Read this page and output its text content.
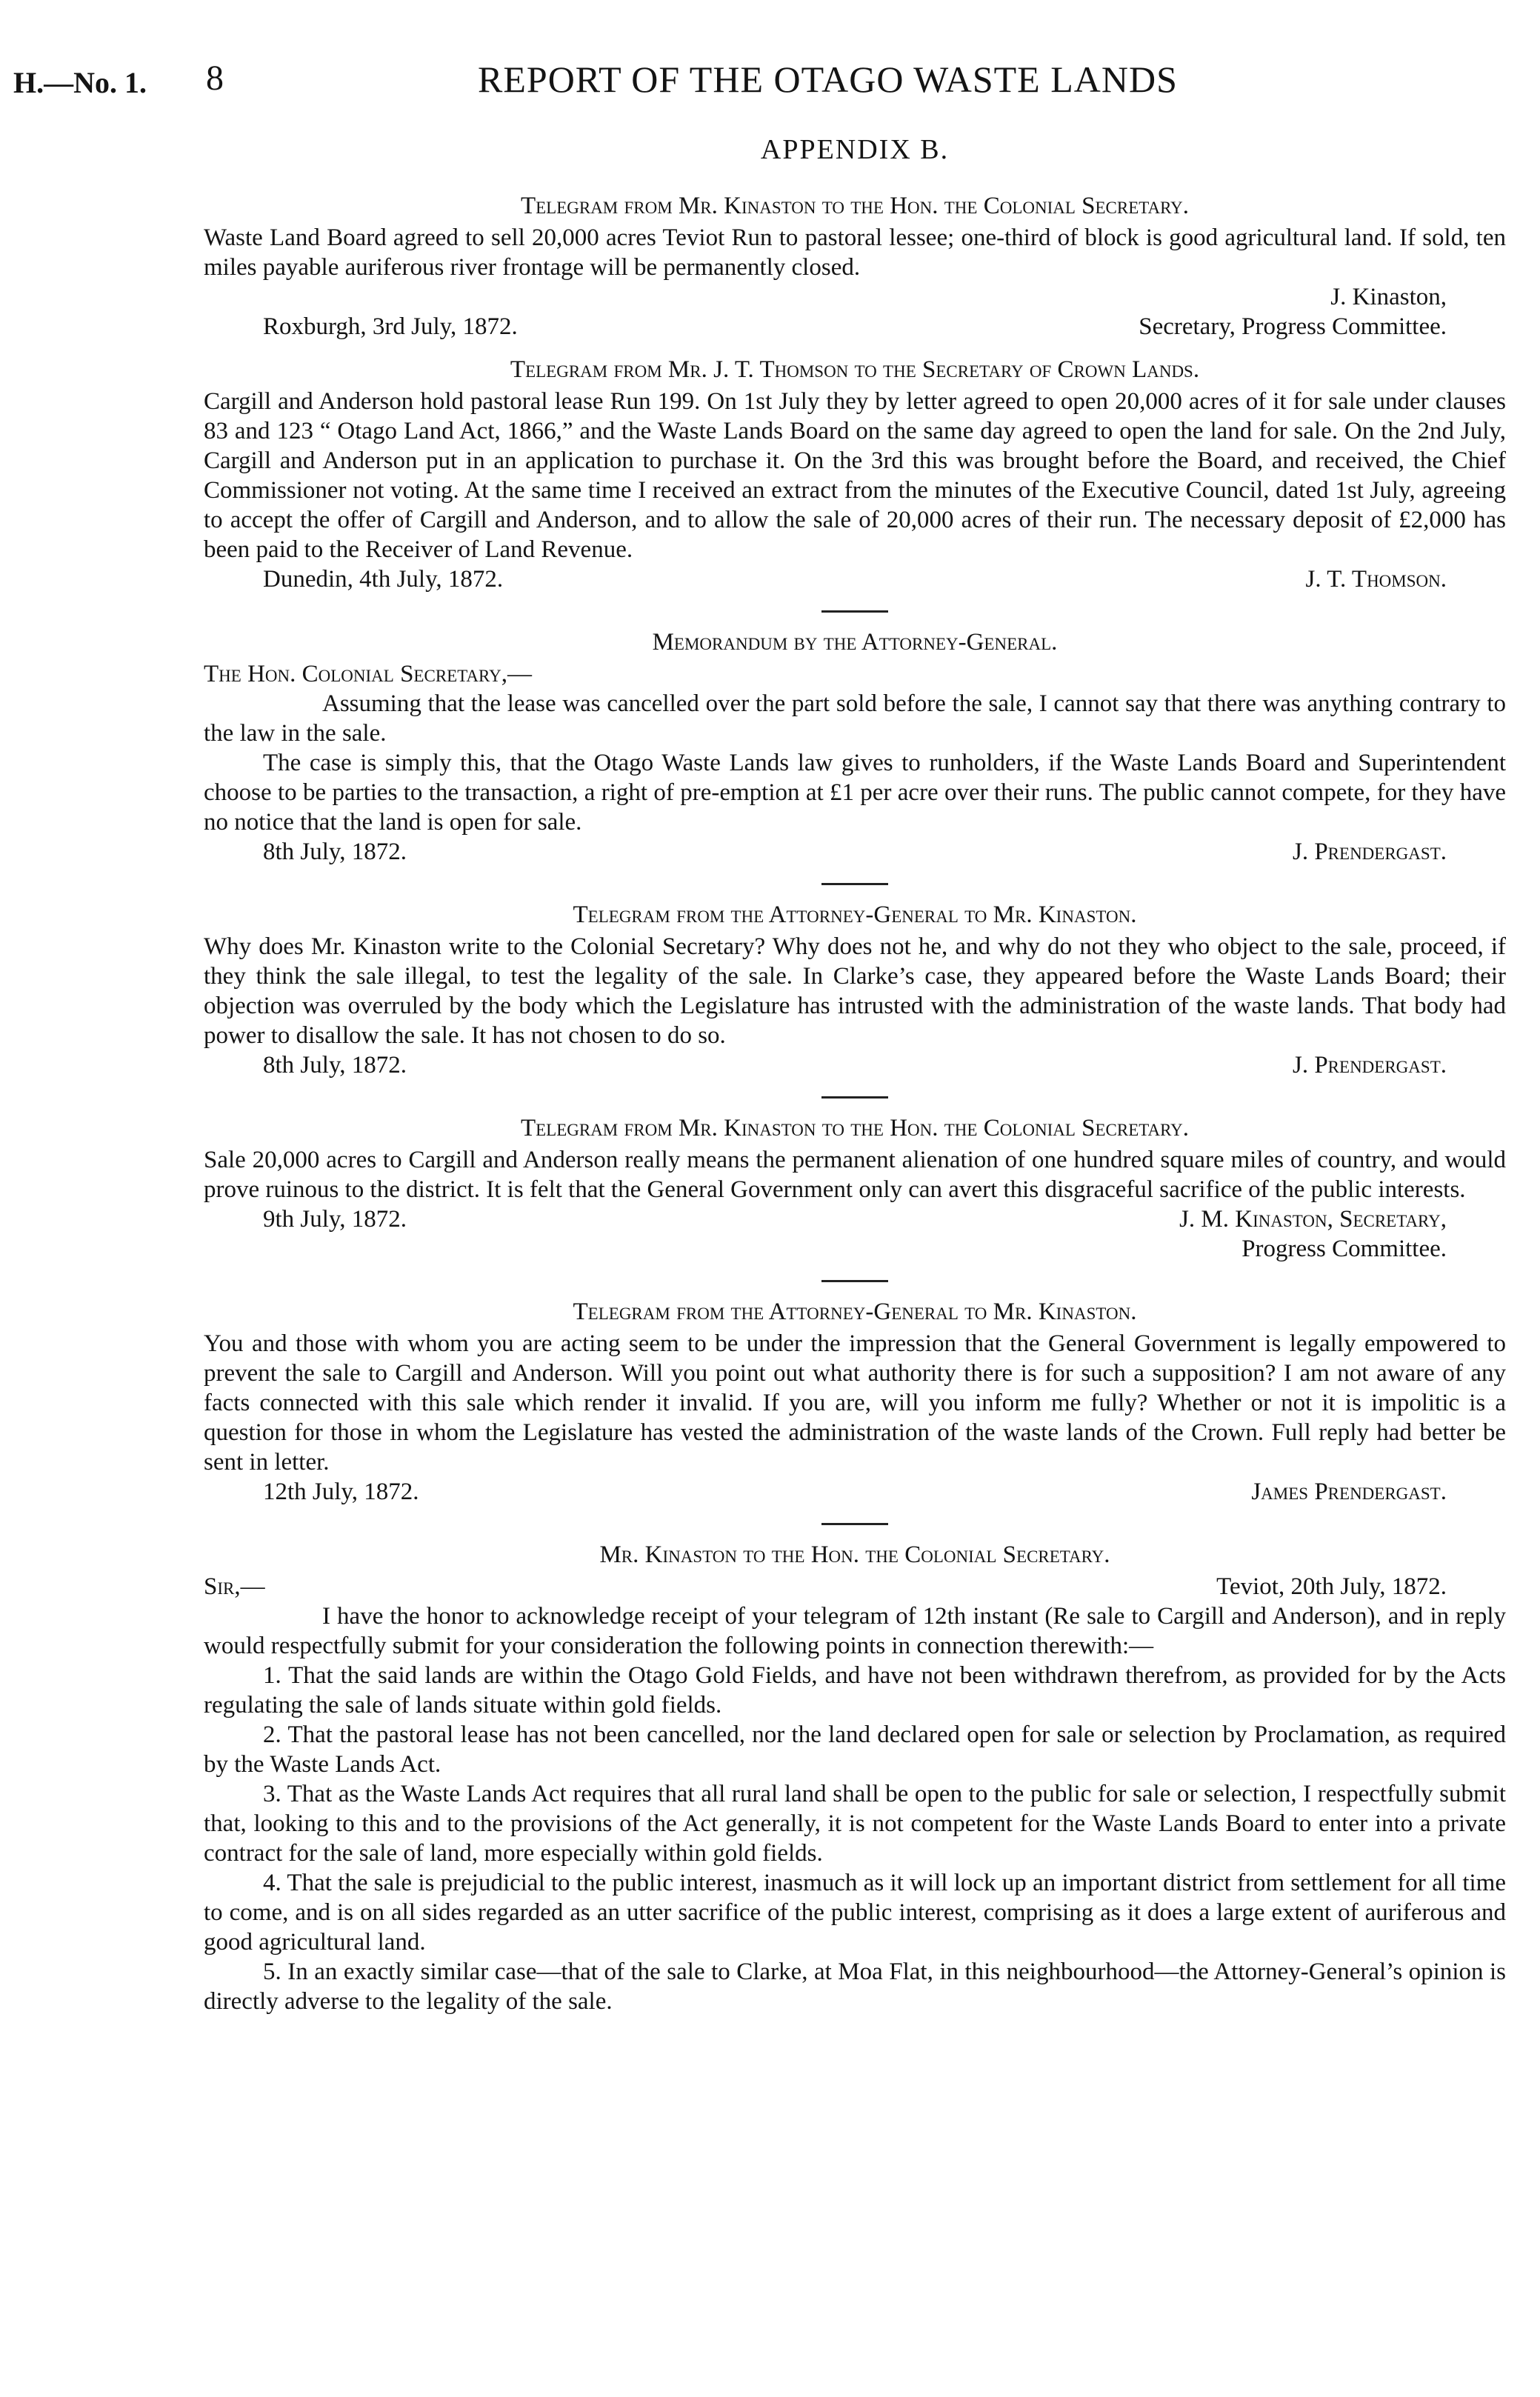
H.—No. 1. 8	REPORT OF THE OTAGO WASTE LANDS
APPENDIX B.
Telegram from Mr. Kinaston to the Hon. the Colonial Secretary.

Waste Land Board agreed to sell 20,000 acres Teviot Run to pastoral lessee; one-third of block is good agricultural land. If sold, ten miles payable auriferous river frontage will be permanently closed.

J. Kinaston,
Roxburgh, 3rd July, 1872.	Secretary, Progress Committee.
Telegram from Mr. J. T. Thomson to the Secretary of Crown Lands.

Cargill and Anderson hold pastoral lease Run 199. On 1st July they by letter agreed to open 20,000 acres of it for sale under clauses 83 and 123 “ Otago Land Act, 1866,” and the Waste Lands Board on the same day agreed to open the land for sale. On the 2nd July, Cargill and Anderson put in an application to purchase it. On the 3rd this was brought before the Board, and received, the Chief Commissioner not voting. At the same time I received an extract from the minutes of the Executive Council, dated 1st July, agreeing to accept the offer of Cargill and Anderson, and to allow the sale of 20,000 acres of their run. The necessary deposit of £2,000 has been paid to the Receiver of Land Revenue.

Dunedin, 4th July, 1872.	J. T. Thomson.
Memorandum by the Attorney-General.
The Hon. Colonial Secretary,—

Assuming that the lease was cancelled over the part sold before the sale, I cannot say that there was anything contrary to the law in the sale.

The case is simply this, that the Otago Waste Lands law gives to runholders, if the Waste Lands Board and Superintendent choose to be parties to the transaction, a right of pre-emption at £1 per acre over their runs. The public cannot compete, for they have no notice that the land is open for sale.

8th July, 1872.	J. Prendergast.
Telegram from the Attorney-General to Mr. Kinaston.

Why does Mr. Kinaston write to the Colonial Secretary? Why does not he, and why do not they who object to the sale, proceed, if they think the sale illegal, to test the legality of the sale. In Clarke’s case, they appeared before the Waste Lands Board; their objection was overruled by the body which the Legislature has intrusted with the administration of the waste lands. That body had power to disallow the sale. It has not chosen to do so.

8th July, 1872.	J. Prendergast.
Telegram from Mr. Kinaston to the Hon. the Colonial Secretary.

Sale 20,000 acres to Cargill and Anderson really means the permanent alienation of one hundred square miles of country, and would prove ruinous to the district. It is felt that the General Government only can avert this disgraceful sacrifice of the public interests.

9th July, 1872.	J. M. Kinaston, Secretary,
Progress Committee.
Telegram from the Attorney-General to Mr. Kinaston.

You and those with whom you are acting seem to be under the impression that the General Government is legally empowered to prevent the sale to Cargill and Anderson. Will you point out what authority there is for such a supposition? I am not aware of any facts connected with this sale which render it invalid. If you are, will you inform me fully? Whether or not it is impolitic is a question for those in whom the Legislature has vested the administration of the waste lands of the Crown. Full reply had better be sent in letter.

12th July, 1872.	James Prendergast.
Mr. Kinaston to the Hon. the Colonial Secretary.
Sir,—	Teviot, 20th July, 1872.

I have the honor to acknowledge receipt of your telegram of 12th instant (Re sale to Cargill and Anderson), and in reply would respectfully submit for your consideration the following points in connection therewith:—

1. That the said lands are within the Otago Gold Fields, and have not been withdrawn therefrom, as provided for by the Acts regulating the sale of lands situate within gold fields.

2. That the pastoral lease has not been cancelled, nor the land declared open for sale or selection by Proclamation, as required by the Waste Lands Act.

3. That as the Waste Lands Act requires that all rural land shall be open to the public for sale or selection, I respectfully submit that, looking to this and to the provisions of the Act generally, it is not competent for the Waste Lands Board to enter into a private contract for the sale of land, more especially within gold fields.

4. That the sale is prejudicial to the public interest, inasmuch as it will lock up an important district from settlement for all time to come, and is on all sides regarded as an utter sacrifice of the public interest, comprising as it does a large extent of auriferous and good agricultural land.

5. In an exactly similar case—that of the sale to Clarke, at Moa Flat, in this neighbourhood—the Attorney-General’s opinion is directly adverse to the legality of the sale.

◆ Directions for this task
Leave the images out, please, and restate each line word for word.

◆ Answer to the problem
Read this page and output its text content.
H.—No. 1. 8	REPORT OF THE OTAGO WASTE LANDS
APPENDIX B.
Telegram from Mr. Kinaston to the Hon. the Colonial Secretary.

Waste Land Board agreed to sell 20,000 acres Teviot Run to pastoral lessee; one-third of block is good agricultural land. If sold, ten miles payable auriferous river frontage will be permanently closed.

J. Kinaston,
Roxburgh, 3rd July, 1872.	Secretary, Progress Committee.
Telegram from Mr. J. T. Thomson to the Secretary of Crown Lands.

Cargill and Anderson hold pastoral lease Run 199. On 1st July they by letter agreed to open 20,000 acres of it for sale under clauses 83 and 123 “ Otago Land Act, 1866,” and the Waste Lands Board on the same day agreed to open the land for sale. On the 2nd July, Cargill and Anderson put in an application to purchase it. On the 3rd this was brought before the Board, and received, the Chief Commissioner not voting. At the same time I received an extract from the minutes of the Executive Council, dated 1st July, agreeing to accept the offer of Cargill and Anderson, and to allow the sale of 20,000 acres of their run. The necessary deposit of £2,000 has been paid to the Receiver of Land Revenue.

Dunedin, 4th July, 1872.	J. T. Thomson.
Memorandum by the Attorney-General.
The Hon. Colonial Secretary,—

Assuming that the lease was cancelled over the part sold before the sale, I cannot say that there was anything contrary to the law in the sale.

The case is simply this, that the Otago Waste Lands law gives to runholders, if the Waste Lands Board and Superintendent choose to be parties to the transaction, a right of pre-emption at £1 per acre over their runs. The public cannot compete, for they have no notice that the land is open for sale.

8th July, 1872.	J. Prendergast.
Telegram from the Attorney-General to Mr. Kinaston.

Why does Mr. Kinaston write to the Colonial Secretary? Why does not he, and why do not they who object to the sale, proceed, if they think the sale illegal, to test the legality of the sale. In Clarke’s case, they appeared before the Waste Lands Board; their objection was overruled by the body which the Legislature has intrusted with the administration of the waste lands. That body had power to disallow the sale. It has not chosen to do so.

8th July, 1872.	J. Prendergast.
Telegram from Mr. Kinaston to the Hon. the Colonial Secretary.

Sale 20,000 acres to Cargill and Anderson really means the permanent alienation of one hundred square miles of country, and would prove ruinous to the district. It is felt that the General Government only can avert this disgraceful sacrifice of the public interests.

9th July, 1872.	J. M. Kinaston, Secretary,
Progress Committee.
Telegram from the Attorney-General to Mr. Kinaston.

You and those with whom you are acting seem to be under the impression that the General Government is legally empowered to prevent the sale to Cargill and Anderson. Will you point out what authority there is for such a supposition? I am not aware of any facts connected with this sale which render it invalid. If you are, will you inform me fully? Whether or not it is impolitic is a question for those in whom the Legislature has vested the administration of the waste lands of the Crown. Full reply had better be sent in letter.

12th July, 1872.	James Prendergast.
Mr. Kinaston to the Hon. the Colonial Secretary.
Sir,—	Teviot, 20th July, 1872.

I have the honor to acknowledge receipt of your telegram of 12th instant (Re sale to Cargill and Anderson), and in reply would respectfully submit for your consideration the following points in connection therewith:—

1. That the said lands are within the Otago Gold Fields, and have not been withdrawn therefrom, as provided for by the Acts regulating the sale of lands situate within gold fields.

2. That the pastoral lease has not been cancelled, nor the land declared open for sale or selection by Proclamation, as required by the Waste Lands Act.

3. That as the Waste Lands Act requires that all rural land shall be open to the public for sale or selection, I respectfully submit that, looking to this and to the provisions of the Act generally, it is not competent for the Waste Lands Board to enter into a private contract for the sale of land, more especially within gold fields.

4. That the sale is prejudicial to the public interest, inasmuch as it will lock up an important district from settlement for all time to come, and is on all sides regarded as an utter sacrifice of the public interest, comprising as it does a large extent of auriferous and good agricultural land.

5. In an exactly similar case—that of the sale to Clarke, at Moa Flat, in this neighbourhood—the Attorney-General’s opinion is directly adverse to the legality of the sale.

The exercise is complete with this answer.